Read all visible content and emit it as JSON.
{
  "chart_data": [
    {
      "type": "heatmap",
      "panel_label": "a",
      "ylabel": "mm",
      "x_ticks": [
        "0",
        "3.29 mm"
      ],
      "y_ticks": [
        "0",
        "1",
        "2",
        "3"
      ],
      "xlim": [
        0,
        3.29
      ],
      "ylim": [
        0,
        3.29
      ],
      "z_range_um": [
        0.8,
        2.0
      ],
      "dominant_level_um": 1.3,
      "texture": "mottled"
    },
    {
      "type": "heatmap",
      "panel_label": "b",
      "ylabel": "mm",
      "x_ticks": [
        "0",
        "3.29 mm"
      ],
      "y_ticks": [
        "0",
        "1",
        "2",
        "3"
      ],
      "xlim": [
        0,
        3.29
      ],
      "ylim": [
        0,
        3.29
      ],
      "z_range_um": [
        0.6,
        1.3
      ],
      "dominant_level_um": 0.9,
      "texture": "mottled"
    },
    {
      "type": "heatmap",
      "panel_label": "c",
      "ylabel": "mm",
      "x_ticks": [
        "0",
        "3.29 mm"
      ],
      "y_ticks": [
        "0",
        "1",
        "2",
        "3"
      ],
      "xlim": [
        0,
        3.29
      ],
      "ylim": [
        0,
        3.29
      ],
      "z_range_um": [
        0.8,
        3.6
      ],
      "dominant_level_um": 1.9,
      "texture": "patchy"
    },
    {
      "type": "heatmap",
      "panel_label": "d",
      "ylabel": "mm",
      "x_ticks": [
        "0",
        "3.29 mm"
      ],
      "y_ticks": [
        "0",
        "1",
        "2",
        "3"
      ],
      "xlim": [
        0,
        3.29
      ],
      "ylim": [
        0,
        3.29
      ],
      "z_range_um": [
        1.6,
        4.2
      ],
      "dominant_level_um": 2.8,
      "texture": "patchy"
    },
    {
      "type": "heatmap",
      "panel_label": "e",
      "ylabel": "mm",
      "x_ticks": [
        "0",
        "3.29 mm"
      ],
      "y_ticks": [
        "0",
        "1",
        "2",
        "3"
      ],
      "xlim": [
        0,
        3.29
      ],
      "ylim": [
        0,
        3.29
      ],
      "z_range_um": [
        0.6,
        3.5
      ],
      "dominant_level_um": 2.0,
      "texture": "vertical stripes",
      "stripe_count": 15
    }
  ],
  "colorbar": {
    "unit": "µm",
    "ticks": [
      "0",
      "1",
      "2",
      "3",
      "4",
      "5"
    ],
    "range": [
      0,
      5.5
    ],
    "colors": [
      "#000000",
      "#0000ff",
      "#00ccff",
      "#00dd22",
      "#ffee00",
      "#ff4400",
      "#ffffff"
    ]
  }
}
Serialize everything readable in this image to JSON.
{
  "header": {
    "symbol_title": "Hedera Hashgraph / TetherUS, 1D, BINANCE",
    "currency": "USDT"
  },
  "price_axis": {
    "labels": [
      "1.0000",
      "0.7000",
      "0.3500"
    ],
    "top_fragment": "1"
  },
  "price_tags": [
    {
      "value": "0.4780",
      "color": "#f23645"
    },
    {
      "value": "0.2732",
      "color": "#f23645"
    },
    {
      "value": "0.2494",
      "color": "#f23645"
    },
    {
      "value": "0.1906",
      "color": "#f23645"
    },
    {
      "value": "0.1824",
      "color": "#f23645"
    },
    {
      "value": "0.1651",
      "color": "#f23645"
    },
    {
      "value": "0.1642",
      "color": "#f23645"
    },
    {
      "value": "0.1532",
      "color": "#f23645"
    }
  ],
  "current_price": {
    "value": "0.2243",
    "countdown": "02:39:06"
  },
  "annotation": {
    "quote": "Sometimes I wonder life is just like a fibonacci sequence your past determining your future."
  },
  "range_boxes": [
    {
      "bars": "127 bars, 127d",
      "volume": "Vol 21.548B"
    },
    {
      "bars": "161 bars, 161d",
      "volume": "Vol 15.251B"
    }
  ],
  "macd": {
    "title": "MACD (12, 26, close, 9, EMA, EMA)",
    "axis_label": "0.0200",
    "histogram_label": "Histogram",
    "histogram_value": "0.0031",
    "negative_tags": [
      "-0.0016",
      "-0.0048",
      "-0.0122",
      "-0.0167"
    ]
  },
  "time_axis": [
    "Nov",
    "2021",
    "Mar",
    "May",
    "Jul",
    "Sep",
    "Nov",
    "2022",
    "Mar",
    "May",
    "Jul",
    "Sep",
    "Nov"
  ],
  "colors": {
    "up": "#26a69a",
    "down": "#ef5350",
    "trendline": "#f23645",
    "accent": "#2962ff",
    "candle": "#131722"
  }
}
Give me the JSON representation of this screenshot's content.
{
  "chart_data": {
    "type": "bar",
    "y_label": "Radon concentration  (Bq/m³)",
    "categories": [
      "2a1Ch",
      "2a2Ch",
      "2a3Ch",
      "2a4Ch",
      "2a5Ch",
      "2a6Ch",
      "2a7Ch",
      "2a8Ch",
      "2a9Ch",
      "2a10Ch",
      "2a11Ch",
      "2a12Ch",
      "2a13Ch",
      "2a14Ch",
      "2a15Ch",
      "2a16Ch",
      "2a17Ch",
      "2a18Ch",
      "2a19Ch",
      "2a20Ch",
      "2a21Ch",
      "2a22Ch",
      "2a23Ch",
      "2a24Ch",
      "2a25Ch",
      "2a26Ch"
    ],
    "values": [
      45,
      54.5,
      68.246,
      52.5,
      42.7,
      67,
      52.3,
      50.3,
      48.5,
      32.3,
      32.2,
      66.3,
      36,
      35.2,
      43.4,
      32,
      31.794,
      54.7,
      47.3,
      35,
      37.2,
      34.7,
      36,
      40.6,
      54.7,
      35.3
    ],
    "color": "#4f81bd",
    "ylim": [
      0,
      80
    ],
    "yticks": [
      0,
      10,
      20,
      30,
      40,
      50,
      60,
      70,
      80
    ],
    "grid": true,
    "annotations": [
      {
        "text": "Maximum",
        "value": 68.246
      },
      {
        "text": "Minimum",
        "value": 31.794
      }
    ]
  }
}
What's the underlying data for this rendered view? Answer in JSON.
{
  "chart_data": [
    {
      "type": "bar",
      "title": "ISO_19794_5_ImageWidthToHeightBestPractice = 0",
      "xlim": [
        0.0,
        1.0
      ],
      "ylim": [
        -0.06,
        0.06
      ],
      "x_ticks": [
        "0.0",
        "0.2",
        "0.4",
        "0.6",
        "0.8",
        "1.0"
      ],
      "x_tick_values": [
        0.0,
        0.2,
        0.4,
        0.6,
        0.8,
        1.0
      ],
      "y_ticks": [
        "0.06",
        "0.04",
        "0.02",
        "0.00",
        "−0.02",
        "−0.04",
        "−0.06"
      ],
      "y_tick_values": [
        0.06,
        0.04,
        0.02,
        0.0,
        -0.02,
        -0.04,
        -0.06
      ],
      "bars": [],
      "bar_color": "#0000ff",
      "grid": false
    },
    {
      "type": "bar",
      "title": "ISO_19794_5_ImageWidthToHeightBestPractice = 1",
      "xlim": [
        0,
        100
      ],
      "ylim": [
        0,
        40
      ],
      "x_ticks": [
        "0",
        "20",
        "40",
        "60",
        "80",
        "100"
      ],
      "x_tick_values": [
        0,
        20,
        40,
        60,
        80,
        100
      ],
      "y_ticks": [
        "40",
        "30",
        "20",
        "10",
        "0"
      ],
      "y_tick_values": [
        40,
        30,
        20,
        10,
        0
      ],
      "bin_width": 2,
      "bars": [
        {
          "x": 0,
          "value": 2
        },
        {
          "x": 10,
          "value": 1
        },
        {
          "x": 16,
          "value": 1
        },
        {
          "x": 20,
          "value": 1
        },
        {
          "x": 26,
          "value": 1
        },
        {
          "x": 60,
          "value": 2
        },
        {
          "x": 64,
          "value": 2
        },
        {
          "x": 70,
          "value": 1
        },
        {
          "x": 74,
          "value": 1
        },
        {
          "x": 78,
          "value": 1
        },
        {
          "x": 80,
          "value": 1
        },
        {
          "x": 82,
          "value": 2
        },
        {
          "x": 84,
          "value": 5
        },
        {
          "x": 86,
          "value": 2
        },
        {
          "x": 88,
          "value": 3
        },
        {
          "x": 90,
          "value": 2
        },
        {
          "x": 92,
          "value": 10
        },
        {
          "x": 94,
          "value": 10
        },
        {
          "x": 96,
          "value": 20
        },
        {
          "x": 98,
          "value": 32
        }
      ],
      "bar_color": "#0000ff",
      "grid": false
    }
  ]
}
★ ★ ★ ★ ★ ★ ★
> Exercise
Going through the entries above, report how many lines include the string "JSON". The number alone is the answer.

> Correct answer
4